§ What you will do
Search the material for "republican" and show all lines that contain it.

§ Data excerpts
--------------------------------------------------

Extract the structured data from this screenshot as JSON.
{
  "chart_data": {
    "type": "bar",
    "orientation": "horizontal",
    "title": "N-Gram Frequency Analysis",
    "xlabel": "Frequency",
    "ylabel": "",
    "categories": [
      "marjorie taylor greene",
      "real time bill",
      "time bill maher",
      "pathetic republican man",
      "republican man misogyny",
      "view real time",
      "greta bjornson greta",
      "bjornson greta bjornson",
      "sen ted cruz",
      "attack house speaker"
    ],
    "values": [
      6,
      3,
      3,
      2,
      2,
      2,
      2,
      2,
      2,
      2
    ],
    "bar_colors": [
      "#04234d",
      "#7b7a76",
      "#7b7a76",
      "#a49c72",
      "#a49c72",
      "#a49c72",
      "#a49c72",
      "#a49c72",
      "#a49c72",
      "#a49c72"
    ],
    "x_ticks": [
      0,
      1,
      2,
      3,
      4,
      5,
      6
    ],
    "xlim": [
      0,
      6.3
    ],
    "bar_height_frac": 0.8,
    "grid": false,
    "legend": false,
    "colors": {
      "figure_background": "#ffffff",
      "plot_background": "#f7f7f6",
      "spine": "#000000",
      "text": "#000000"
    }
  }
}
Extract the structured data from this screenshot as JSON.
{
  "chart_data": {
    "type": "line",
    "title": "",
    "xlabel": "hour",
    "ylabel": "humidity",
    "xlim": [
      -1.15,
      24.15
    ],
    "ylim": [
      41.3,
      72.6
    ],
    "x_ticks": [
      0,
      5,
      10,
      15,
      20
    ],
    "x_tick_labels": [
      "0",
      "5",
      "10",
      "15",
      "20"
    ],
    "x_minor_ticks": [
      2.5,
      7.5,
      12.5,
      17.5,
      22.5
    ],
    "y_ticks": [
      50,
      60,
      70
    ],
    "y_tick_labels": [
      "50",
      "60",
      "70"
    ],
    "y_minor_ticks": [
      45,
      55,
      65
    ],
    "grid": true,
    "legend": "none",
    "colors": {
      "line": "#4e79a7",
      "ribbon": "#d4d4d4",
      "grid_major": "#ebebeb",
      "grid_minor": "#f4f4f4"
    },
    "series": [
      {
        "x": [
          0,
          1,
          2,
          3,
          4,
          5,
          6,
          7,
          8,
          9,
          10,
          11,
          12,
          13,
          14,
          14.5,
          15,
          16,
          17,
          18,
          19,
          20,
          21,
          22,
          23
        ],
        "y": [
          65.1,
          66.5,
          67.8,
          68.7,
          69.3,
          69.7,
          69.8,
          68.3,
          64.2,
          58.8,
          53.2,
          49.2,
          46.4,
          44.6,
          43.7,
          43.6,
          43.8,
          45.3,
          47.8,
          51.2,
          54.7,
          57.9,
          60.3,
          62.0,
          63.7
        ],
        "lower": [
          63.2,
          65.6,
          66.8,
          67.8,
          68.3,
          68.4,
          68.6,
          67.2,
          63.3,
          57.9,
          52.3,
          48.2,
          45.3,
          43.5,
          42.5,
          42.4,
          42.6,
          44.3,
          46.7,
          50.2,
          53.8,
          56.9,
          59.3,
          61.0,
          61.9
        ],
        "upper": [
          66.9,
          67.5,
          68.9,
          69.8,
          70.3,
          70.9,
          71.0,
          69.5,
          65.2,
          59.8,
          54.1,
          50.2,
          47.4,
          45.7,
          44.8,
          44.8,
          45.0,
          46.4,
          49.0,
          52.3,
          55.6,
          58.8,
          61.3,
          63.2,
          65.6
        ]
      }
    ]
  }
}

--------------------------------------------------

§ Task output
      "pathetic republican man",
      "republican man misogyny",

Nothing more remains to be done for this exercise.